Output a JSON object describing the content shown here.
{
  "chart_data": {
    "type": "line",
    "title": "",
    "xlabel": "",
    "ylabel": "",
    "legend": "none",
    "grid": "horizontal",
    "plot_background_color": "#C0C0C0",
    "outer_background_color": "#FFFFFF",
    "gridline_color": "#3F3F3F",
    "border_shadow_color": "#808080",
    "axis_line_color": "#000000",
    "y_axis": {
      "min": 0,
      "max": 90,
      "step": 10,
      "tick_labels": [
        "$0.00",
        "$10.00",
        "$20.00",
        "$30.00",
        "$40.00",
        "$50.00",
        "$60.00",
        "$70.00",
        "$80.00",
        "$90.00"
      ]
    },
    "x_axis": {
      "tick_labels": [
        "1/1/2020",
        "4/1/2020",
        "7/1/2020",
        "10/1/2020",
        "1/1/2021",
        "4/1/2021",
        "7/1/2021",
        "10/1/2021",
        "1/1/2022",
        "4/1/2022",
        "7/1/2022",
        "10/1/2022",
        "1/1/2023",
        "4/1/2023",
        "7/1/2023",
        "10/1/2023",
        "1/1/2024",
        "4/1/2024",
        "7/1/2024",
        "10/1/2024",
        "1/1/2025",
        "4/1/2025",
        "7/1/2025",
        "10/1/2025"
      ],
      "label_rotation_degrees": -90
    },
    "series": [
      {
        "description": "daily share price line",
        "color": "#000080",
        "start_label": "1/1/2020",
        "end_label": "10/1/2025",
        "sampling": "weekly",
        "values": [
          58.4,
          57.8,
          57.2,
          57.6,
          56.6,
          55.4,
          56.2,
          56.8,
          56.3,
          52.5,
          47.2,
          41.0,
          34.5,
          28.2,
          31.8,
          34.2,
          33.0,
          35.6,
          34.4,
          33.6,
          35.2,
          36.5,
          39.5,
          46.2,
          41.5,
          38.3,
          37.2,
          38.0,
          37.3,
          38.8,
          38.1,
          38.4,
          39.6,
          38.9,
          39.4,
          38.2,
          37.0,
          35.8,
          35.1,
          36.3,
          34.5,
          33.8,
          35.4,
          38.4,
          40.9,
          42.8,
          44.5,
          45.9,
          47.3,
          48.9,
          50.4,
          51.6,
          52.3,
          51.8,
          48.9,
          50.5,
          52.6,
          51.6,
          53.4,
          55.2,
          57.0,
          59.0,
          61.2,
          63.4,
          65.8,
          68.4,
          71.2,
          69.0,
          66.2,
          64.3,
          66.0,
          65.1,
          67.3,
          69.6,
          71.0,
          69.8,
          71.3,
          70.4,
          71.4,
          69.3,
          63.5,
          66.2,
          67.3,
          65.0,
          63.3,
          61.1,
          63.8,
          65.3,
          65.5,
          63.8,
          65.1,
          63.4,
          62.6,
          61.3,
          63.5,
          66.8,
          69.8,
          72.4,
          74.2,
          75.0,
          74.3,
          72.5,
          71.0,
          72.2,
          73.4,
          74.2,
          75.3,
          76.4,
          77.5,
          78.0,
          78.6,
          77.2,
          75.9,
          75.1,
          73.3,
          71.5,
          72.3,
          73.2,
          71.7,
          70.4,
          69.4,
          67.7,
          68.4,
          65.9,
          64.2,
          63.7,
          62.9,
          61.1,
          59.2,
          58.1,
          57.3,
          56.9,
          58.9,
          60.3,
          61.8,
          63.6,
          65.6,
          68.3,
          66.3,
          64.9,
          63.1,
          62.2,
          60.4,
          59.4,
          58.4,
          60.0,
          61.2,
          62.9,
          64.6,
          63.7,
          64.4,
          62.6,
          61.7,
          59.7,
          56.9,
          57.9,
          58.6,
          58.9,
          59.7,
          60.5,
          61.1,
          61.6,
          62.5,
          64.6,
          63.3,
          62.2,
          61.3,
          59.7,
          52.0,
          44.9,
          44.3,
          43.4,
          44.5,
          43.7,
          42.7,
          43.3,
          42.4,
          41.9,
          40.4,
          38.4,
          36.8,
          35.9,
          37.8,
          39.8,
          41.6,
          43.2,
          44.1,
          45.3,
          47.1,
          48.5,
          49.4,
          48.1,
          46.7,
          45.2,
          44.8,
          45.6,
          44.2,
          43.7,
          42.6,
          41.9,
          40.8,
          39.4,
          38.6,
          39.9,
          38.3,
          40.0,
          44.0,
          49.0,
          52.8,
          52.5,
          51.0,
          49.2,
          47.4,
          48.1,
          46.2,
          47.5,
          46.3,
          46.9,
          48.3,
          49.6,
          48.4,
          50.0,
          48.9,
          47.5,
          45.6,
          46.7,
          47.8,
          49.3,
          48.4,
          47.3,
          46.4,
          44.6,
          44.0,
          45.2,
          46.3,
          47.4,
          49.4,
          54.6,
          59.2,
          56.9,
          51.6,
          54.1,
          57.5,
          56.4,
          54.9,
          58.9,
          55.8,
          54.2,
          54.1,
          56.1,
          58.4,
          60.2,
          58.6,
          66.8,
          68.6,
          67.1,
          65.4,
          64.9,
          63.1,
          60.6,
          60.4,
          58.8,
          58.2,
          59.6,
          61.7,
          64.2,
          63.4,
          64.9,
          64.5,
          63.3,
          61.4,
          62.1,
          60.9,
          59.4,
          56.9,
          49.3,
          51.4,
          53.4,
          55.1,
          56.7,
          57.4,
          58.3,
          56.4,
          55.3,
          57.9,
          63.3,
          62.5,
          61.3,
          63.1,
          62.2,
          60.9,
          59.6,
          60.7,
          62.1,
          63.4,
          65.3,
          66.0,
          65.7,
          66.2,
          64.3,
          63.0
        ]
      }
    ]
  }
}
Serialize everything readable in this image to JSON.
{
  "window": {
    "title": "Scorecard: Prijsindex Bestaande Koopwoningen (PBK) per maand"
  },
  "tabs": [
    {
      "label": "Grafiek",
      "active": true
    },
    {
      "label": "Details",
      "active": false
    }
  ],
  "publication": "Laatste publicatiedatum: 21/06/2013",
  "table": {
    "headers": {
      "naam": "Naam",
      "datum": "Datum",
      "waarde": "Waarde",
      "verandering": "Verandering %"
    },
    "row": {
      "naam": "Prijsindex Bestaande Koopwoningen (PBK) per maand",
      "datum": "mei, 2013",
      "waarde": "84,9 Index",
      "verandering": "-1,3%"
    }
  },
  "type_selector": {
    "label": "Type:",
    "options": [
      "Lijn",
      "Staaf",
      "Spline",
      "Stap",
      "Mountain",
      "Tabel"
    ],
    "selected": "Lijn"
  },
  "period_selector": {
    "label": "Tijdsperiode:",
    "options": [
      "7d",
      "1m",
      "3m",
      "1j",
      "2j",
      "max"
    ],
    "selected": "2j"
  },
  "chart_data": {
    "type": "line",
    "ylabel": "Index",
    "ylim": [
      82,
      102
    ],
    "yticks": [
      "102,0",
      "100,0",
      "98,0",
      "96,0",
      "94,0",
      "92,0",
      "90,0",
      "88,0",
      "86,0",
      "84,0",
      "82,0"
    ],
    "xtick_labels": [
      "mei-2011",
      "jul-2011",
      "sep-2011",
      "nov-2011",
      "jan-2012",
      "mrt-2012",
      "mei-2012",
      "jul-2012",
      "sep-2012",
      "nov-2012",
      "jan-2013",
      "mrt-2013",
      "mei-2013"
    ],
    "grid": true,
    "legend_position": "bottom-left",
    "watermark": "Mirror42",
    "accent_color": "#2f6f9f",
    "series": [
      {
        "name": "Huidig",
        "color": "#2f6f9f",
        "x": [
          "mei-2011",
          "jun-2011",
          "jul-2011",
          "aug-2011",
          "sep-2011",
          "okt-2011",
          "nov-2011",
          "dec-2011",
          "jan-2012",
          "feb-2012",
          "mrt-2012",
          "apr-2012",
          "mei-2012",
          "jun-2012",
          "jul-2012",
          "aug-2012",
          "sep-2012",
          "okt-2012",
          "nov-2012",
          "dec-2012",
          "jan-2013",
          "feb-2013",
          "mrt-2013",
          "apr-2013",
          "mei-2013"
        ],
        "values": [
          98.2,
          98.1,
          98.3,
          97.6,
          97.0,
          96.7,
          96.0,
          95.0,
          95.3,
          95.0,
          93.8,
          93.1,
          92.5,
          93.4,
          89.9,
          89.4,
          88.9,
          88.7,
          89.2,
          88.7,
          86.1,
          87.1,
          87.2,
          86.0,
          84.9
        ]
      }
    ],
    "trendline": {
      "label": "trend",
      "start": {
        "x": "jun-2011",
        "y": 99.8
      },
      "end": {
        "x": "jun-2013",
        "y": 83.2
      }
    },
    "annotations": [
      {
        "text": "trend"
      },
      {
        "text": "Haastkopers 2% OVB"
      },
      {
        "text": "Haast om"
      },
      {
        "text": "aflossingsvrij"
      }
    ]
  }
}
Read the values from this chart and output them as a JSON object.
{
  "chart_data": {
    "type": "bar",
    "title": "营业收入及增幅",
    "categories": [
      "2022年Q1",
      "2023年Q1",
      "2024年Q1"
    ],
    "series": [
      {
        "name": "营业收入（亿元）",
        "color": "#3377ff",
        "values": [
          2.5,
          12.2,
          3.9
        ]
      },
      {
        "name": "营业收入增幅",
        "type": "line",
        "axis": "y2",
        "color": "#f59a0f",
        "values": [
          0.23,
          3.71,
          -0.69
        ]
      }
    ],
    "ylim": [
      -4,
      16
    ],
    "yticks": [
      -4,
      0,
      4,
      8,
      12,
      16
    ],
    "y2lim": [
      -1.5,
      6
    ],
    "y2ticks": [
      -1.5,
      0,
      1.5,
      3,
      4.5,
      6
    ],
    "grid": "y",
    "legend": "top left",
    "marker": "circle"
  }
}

══════════

Only a number is wanted here: how many lines in the data above include the string "JSON"?

3